### AIM OF THE TASK
Find how many lines of the listing include the string "type", and report only that figure.

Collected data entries
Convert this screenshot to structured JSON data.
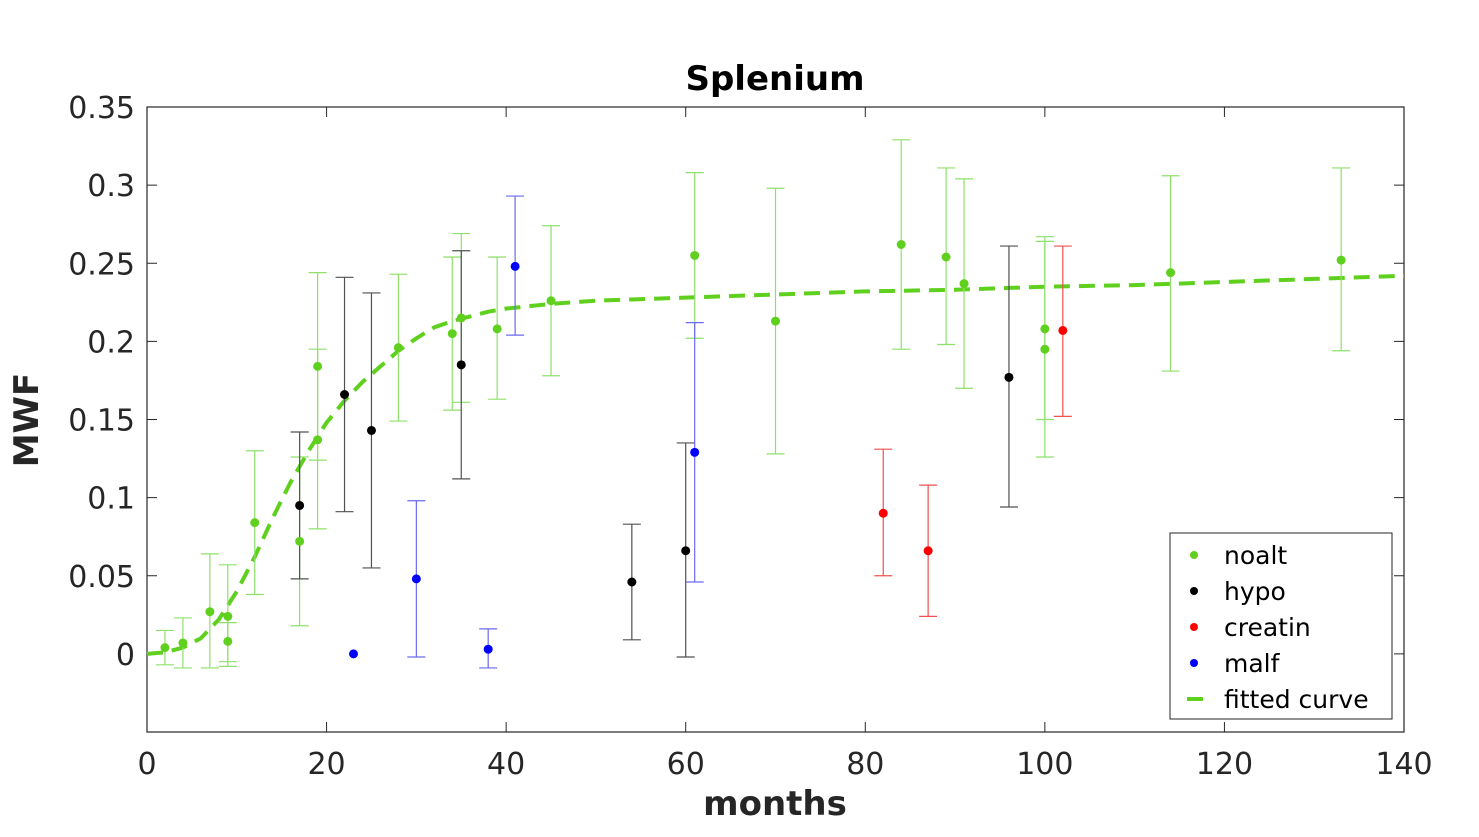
{
  "chart_data": {
    "type": "scatter",
    "title": "Splenium",
    "xlabel": "months",
    "ylabel": "MWF",
    "xlim": [
      0,
      140
    ],
    "ylim": [
      -0.05,
      0.35
    ],
    "xticks": [
      0,
      20,
      40,
      60,
      80,
      100,
      120,
      140
    ],
    "xtick_labels": [
      "0",
      "20",
      "40",
      "60",
      "80",
      "100",
      "120",
      "140"
    ],
    "yticks": [
      0,
      0.05,
      0.1,
      0.15,
      0.2,
      0.25,
      0.3,
      0.35
    ],
    "ytick_labels": [
      "0",
      "0.05",
      "0.1",
      "0.15",
      "0.2",
      "0.25",
      "0.3",
      "0.35"
    ],
    "legend_position": "bottom-right",
    "series": [
      {
        "name": "noalt",
        "color": "#5fd01e",
        "errcolor": "#8ee06a",
        "points": [
          {
            "x": 2,
            "y": 0.004,
            "lo": -0.007,
            "hi": 0.015
          },
          {
            "x": 4,
            "y": 0.007,
            "lo": -0.009,
            "hi": 0.023
          },
          {
            "x": 7,
            "y": 0.027,
            "lo": -0.009,
            "hi": 0.064
          },
          {
            "x": 9,
            "y": 0.024,
            "lo": -0.008,
            "hi": 0.057
          },
          {
            "x": 9,
            "y": 0.008,
            "lo": -0.005,
            "hi": 0.02
          },
          {
            "x": 12,
            "y": 0.084,
            "lo": 0.038,
            "hi": 0.13
          },
          {
            "x": 17,
            "y": 0.072,
            "lo": 0.018,
            "hi": 0.126
          },
          {
            "x": 19,
            "y": 0.184,
            "lo": 0.124,
            "hi": 0.244
          },
          {
            "x": 19,
            "y": 0.137,
            "lo": 0.08,
            "hi": 0.195
          },
          {
            "x": 28,
            "y": 0.196,
            "lo": 0.149,
            "hi": 0.243
          },
          {
            "x": 34,
            "y": 0.205,
            "lo": 0.156,
            "hi": 0.254
          },
          {
            "x": 35,
            "y": 0.215,
            "lo": 0.161,
            "hi": 0.269
          },
          {
            "x": 39,
            "y": 0.208,
            "lo": 0.163,
            "hi": 0.254
          },
          {
            "x": 45,
            "y": 0.226,
            "lo": 0.178,
            "hi": 0.274
          },
          {
            "x": 61,
            "y": 0.255,
            "lo": 0.202,
            "hi": 0.308
          },
          {
            "x": 70,
            "y": 0.213,
            "lo": 0.128,
            "hi": 0.298
          },
          {
            "x": 84,
            "y": 0.262,
            "lo": 0.195,
            "hi": 0.329
          },
          {
            "x": 89,
            "y": 0.254,
            "lo": 0.198,
            "hi": 0.311
          },
          {
            "x": 91,
            "y": 0.237,
            "lo": 0.17,
            "hi": 0.304
          },
          {
            "x": 100,
            "y": 0.208,
            "lo": 0.15,
            "hi": 0.267
          },
          {
            "x": 100,
            "y": 0.195,
            "lo": 0.126,
            "hi": 0.264
          },
          {
            "x": 114,
            "y": 0.244,
            "lo": 0.181,
            "hi": 0.306
          },
          {
            "x": 133,
            "y": 0.252,
            "lo": 0.194,
            "hi": 0.311
          }
        ]
      },
      {
        "name": "hypo",
        "color": "#000000",
        "errcolor": "#505050",
        "points": [
          {
            "x": 17,
            "y": 0.095,
            "lo": 0.048,
            "hi": 0.142
          },
          {
            "x": 22,
            "y": 0.166,
            "lo": 0.091,
            "hi": 0.241
          },
          {
            "x": 25,
            "y": 0.143,
            "lo": 0.055,
            "hi": 0.231
          },
          {
            "x": 35,
            "y": 0.185,
            "lo": 0.112,
            "hi": 0.258
          },
          {
            "x": 54,
            "y": 0.046,
            "lo": 0.009,
            "hi": 0.083
          },
          {
            "x": 60,
            "y": 0.066,
            "lo": -0.002,
            "hi": 0.135
          },
          {
            "x": 96,
            "y": 0.177,
            "lo": 0.094,
            "hi": 0.261
          }
        ]
      },
      {
        "name": "creatin",
        "color": "#ff0000",
        "errcolor": "#f05050",
        "points": [
          {
            "x": 82,
            "y": 0.09,
            "lo": 0.05,
            "hi": 0.131
          },
          {
            "x": 87,
            "y": 0.066,
            "lo": 0.024,
            "hi": 0.108
          },
          {
            "x": 102,
            "y": 0.207,
            "lo": 0.152,
            "hi": 0.261
          }
        ]
      },
      {
        "name": "malf",
        "color": "#0000ff",
        "errcolor": "#6a6af0",
        "points": [
          {
            "x": 23,
            "y": 0.0,
            "lo": null,
            "hi": null
          },
          {
            "x": 30,
            "y": 0.048,
            "lo": -0.002,
            "hi": 0.098
          },
          {
            "x": 38,
            "y": 0.003,
            "lo": -0.009,
            "hi": 0.016
          },
          {
            "x": 41,
            "y": 0.248,
            "lo": 0.204,
            "hi": 0.293
          },
          {
            "x": 61,
            "y": 0.129,
            "lo": 0.046,
            "hi": 0.212
          }
        ]
      }
    ],
    "fitted_curve": {
      "name": "fitted curve",
      "color": "#5fd01e",
      "style": "dashed",
      "x": [
        0,
        2,
        4,
        6,
        8,
        10,
        12,
        14,
        16,
        18,
        20,
        22,
        24,
        26,
        28,
        30,
        32,
        34,
        36,
        38,
        40,
        45,
        50,
        60,
        70,
        80,
        90,
        100,
        110,
        120,
        130,
        140
      ],
      "y": [
        0.0,
        0.001,
        0.004,
        0.01,
        0.022,
        0.04,
        0.062,
        0.087,
        0.11,
        0.13,
        0.148,
        0.162,
        0.174,
        0.184,
        0.194,
        0.202,
        0.209,
        0.213,
        0.216,
        0.219,
        0.221,
        0.224,
        0.226,
        0.228,
        0.23,
        0.232,
        0.233,
        0.235,
        0.236,
        0.238,
        0.24,
        0.242
      ]
    }
  }
}
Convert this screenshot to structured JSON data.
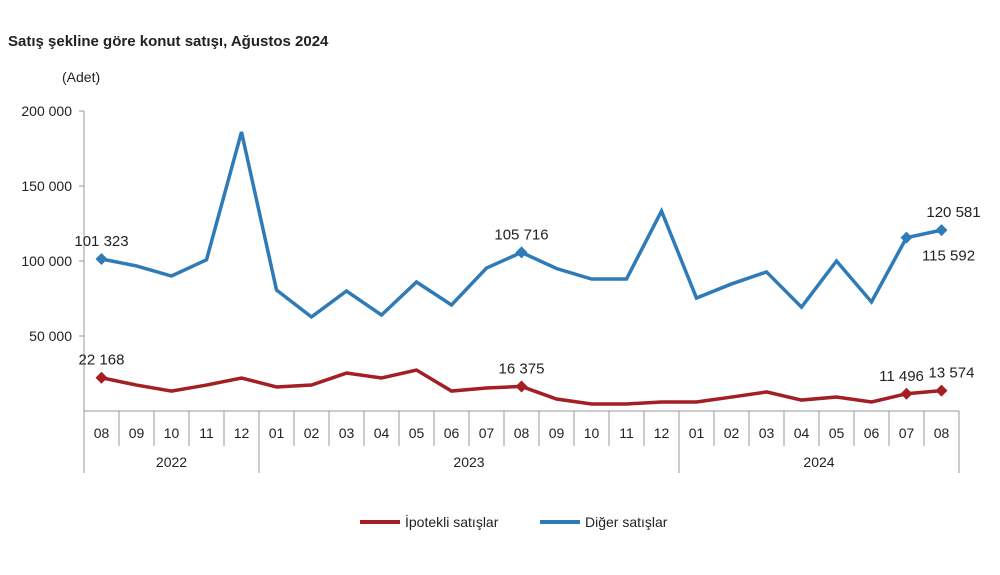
{
  "chart_data": {
    "type": "line",
    "title": "Satış şekline göre konut satışı, Ağustos 2024",
    "ylabel": "(Adet)",
    "ylim": [
      0,
      200000
    ],
    "yticks": [
      50000,
      100000,
      150000,
      200000
    ],
    "ytick_labels": [
      "50 000",
      "100 000",
      "150 000",
      "200 000"
    ],
    "grid": false,
    "legend_position": "bottom",
    "categories": [
      "08",
      "09",
      "10",
      "11",
      "12",
      "01",
      "02",
      "03",
      "04",
      "05",
      "06",
      "07",
      "08",
      "09",
      "10",
      "11",
      "12",
      "01",
      "02",
      "03",
      "04",
      "05",
      "06",
      "07",
      "08"
    ],
    "years": [
      {
        "label": "2022",
        "count": 5
      },
      {
        "label": "2023",
        "count": 12
      },
      {
        "label": "2024",
        "count": 8
      }
    ],
    "series": [
      {
        "name": "İpotekli satışlar",
        "color": "#a31f24",
        "values": [
          22168,
          17300,
          13300,
          17300,
          22000,
          16000,
          17300,
          25300,
          22000,
          27300,
          13300,
          15300,
          16375,
          8000,
          4700,
          4700,
          6000,
          6000,
          9300,
          12700,
          7300,
          9300,
          6000,
          11496,
          13574
        ],
        "labels": [
          {
            "index": 0,
            "text": "22 168"
          },
          {
            "index": 12,
            "text": "16 375"
          },
          {
            "index": 23,
            "text": "11 496"
          },
          {
            "index": 24,
            "text": "13 574"
          }
        ]
      },
      {
        "name": "Diğer satışlar",
        "color": "#2e7bb8",
        "values": [
          101323,
          96700,
          90000,
          100800,
          186000,
          80700,
          62700,
          80000,
          64000,
          86000,
          70700,
          95300,
          105716,
          95000,
          88000,
          88000,
          133300,
          75300,
          84700,
          92700,
          69300,
          100000,
          72700,
          115592,
          120581
        ],
        "labels": [
          {
            "index": 0,
            "text": "101 323"
          },
          {
            "index": 12,
            "text": "105 716"
          },
          {
            "index": 23,
            "text": "115 592"
          },
          {
            "index": 24,
            "text": "120 581"
          }
        ]
      }
    ]
  }
}
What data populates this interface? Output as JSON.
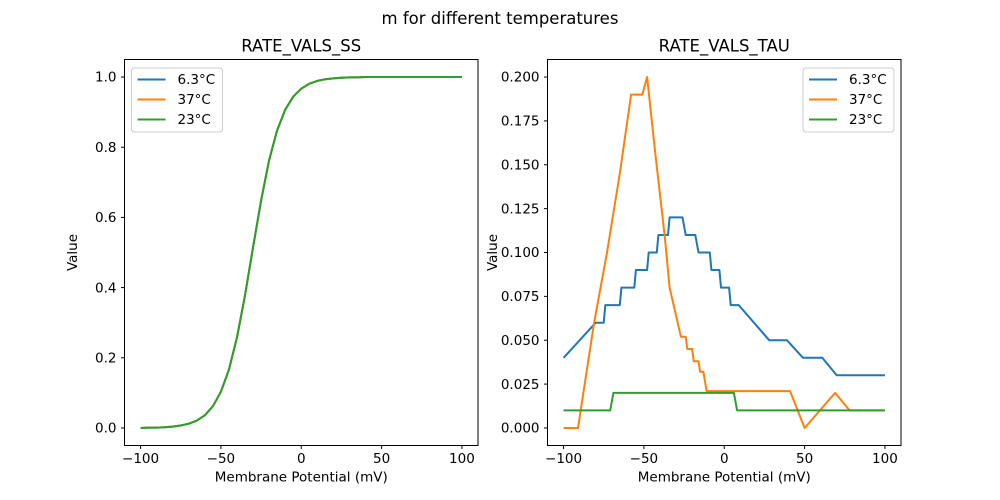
{
  "figure": {
    "suptitle": "m for different temperatures",
    "background": "#ffffff"
  },
  "palette": {
    "blue": "#1f77b4",
    "orange": "#ff7f0e",
    "green": "#2ca02c",
    "spine": "#000000",
    "legend_border": "#cccccc"
  },
  "chart_data": [
    {
      "type": "line",
      "title": "RATE_VALS_SS",
      "xlabel": "Membrane Potential (mV)",
      "ylabel": "Value",
      "xlim": [
        -110,
        110
      ],
      "ylim": [
        -0.05,
        1.05
      ],
      "grid": false,
      "xticks": [
        -100,
        -50,
        0,
        50,
        100
      ],
      "xtick_labels": [
        "−100",
        "−50",
        "0",
        "50",
        "100"
      ],
      "yticks": [
        0.0,
        0.2,
        0.4,
        0.6,
        0.8,
        1.0
      ],
      "ytick_labels": [
        "0.0",
        "0.2",
        "0.4",
        "0.6",
        "0.8",
        "1.0"
      ],
      "legend": {
        "position": "upper-left",
        "entries": [
          {
            "label": "6.3°C",
            "color": "#1f77b4"
          },
          {
            "label": "37°C",
            "color": "#ff7f0e"
          },
          {
            "label": "23°C",
            "color": "#2ca02c"
          }
        ]
      },
      "note": "all three temperature curves coincide; green (23C, drawn last) is visible",
      "shared_points": [
        [
          -100,
          0.0
        ],
        [
          -95,
          0.001
        ],
        [
          -90,
          0.001
        ],
        [
          -85,
          0.002
        ],
        [
          -80,
          0.004
        ],
        [
          -75,
          0.007
        ],
        [
          -70,
          0.012
        ],
        [
          -65,
          0.021
        ],
        [
          -60,
          0.036
        ],
        [
          -55,
          0.062
        ],
        [
          -50,
          0.103
        ],
        [
          -45,
          0.166
        ],
        [
          -40,
          0.258
        ],
        [
          -35,
          0.378
        ],
        [
          -30,
          0.514
        ],
        [
          -25,
          0.648
        ],
        [
          -20,
          0.763
        ],
        [
          -15,
          0.848
        ],
        [
          -10,
          0.907
        ],
        [
          -5,
          0.944
        ],
        [
          0,
          0.967
        ],
        [
          5,
          0.981
        ],
        [
          10,
          0.989
        ],
        [
          15,
          0.994
        ],
        [
          20,
          0.996
        ],
        [
          25,
          0.998
        ],
        [
          30,
          0.999
        ],
        [
          35,
          0.999
        ],
        [
          40,
          1.0
        ],
        [
          45,
          1.0
        ],
        [
          50,
          1.0
        ],
        [
          55,
          1.0
        ],
        [
          60,
          1.0
        ],
        [
          65,
          1.0
        ],
        [
          70,
          1.0
        ],
        [
          75,
          1.0
        ],
        [
          80,
          1.0
        ],
        [
          85,
          1.0
        ],
        [
          90,
          1.0
        ],
        [
          95,
          1.0
        ],
        [
          100,
          1.0
        ]
      ],
      "series": [
        {
          "name": "6.3°C",
          "color": "#1f77b4",
          "points": "shared"
        },
        {
          "name": "37°C",
          "color": "#ff7f0e",
          "points": "shared"
        },
        {
          "name": "23°C",
          "color": "#2ca02c",
          "points": "shared"
        }
      ]
    },
    {
      "type": "line",
      "title": "RATE_VALS_TAU",
      "xlabel": "Membrane Potential (mV)",
      "ylabel": "Value",
      "xlim": [
        -110,
        110
      ],
      "ylim": [
        -0.01,
        0.21
      ],
      "grid": false,
      "xticks": [
        -100,
        -50,
        0,
        50,
        100
      ],
      "xtick_labels": [
        "−100",
        "−50",
        "0",
        "50",
        "100"
      ],
      "yticks": [
        0.0,
        0.025,
        0.05,
        0.075,
        0.1,
        0.125,
        0.15,
        0.175,
        0.2
      ],
      "ytick_labels": [
        "0.000",
        "0.025",
        "0.050",
        "0.075",
        "0.100",
        "0.125",
        "0.150",
        "0.175",
        "0.200"
      ],
      "legend": {
        "position": "upper-right",
        "entries": [
          {
            "label": "6.3°C",
            "color": "#1f77b4"
          },
          {
            "label": "37°C",
            "color": "#ff7f0e"
          },
          {
            "label": "23°C",
            "color": "#2ca02c"
          }
        ]
      },
      "series": [
        {
          "name": "6.3°C",
          "color": "#1f77b4",
          "points": [
            [
              -100,
              0.04
            ],
            [
              -80,
              0.06
            ],
            [
              -75,
              0.06
            ],
            [
              -74,
              0.07
            ],
            [
              -65,
              0.07
            ],
            [
              -64,
              0.08
            ],
            [
              -56,
              0.08
            ],
            [
              -55,
              0.09
            ],
            [
              -48,
              0.09
            ],
            [
              -47,
              0.1
            ],
            [
              -42,
              0.1
            ],
            [
              -41,
              0.11
            ],
            [
              -35,
              0.11
            ],
            [
              -34,
              0.12
            ],
            [
              -26,
              0.12
            ],
            [
              -24,
              0.11
            ],
            [
              -18,
              0.11
            ],
            [
              -16,
              0.1
            ],
            [
              -9,
              0.1
            ],
            [
              -8,
              0.09
            ],
            [
              -3,
              0.09
            ],
            [
              -2,
              0.08
            ],
            [
              3,
              0.08
            ],
            [
              4,
              0.07
            ],
            [
              9,
              0.07
            ],
            [
              28,
              0.05
            ],
            [
              39,
              0.05
            ],
            [
              49,
              0.04
            ],
            [
              61,
              0.04
            ],
            [
              70,
              0.03
            ],
            [
              100,
              0.03
            ]
          ]
        },
        {
          "name": "37°C",
          "color": "#ff7f0e",
          "points": [
            [
              -100,
              0.0
            ],
            [
              -91,
              0.0
            ],
            [
              -81,
              0.06
            ],
            [
              -73,
              0.1
            ],
            [
              -65,
              0.145
            ],
            [
              -58,
              0.19
            ],
            [
              -51,
              0.19
            ],
            [
              -48,
              0.2
            ],
            [
              -43,
              0.157
            ],
            [
              -37,
              0.109
            ],
            [
              -34,
              0.08
            ],
            [
              -27,
              0.052
            ],
            [
              -24,
              0.052
            ],
            [
              -23,
              0.045
            ],
            [
              -20,
              0.045
            ],
            [
              -19,
              0.038
            ],
            [
              -16,
              0.038
            ],
            [
              -15,
              0.032
            ],
            [
              -13,
              0.032
            ],
            [
              -11,
              0.021
            ],
            [
              41,
              0.021
            ],
            [
              50,
              0.0
            ],
            [
              69,
              0.02
            ],
            [
              78,
              0.01
            ],
            [
              100,
              0.01
            ]
          ]
        },
        {
          "name": "23°C",
          "color": "#2ca02c",
          "points": [
            [
              -100,
              0.01
            ],
            [
              -71,
              0.01
            ],
            [
              -69,
              0.02
            ],
            [
              6,
              0.02
            ],
            [
              8,
              0.01
            ],
            [
              100,
              0.01
            ]
          ]
        }
      ]
    }
  ]
}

### FINAL RESULT
4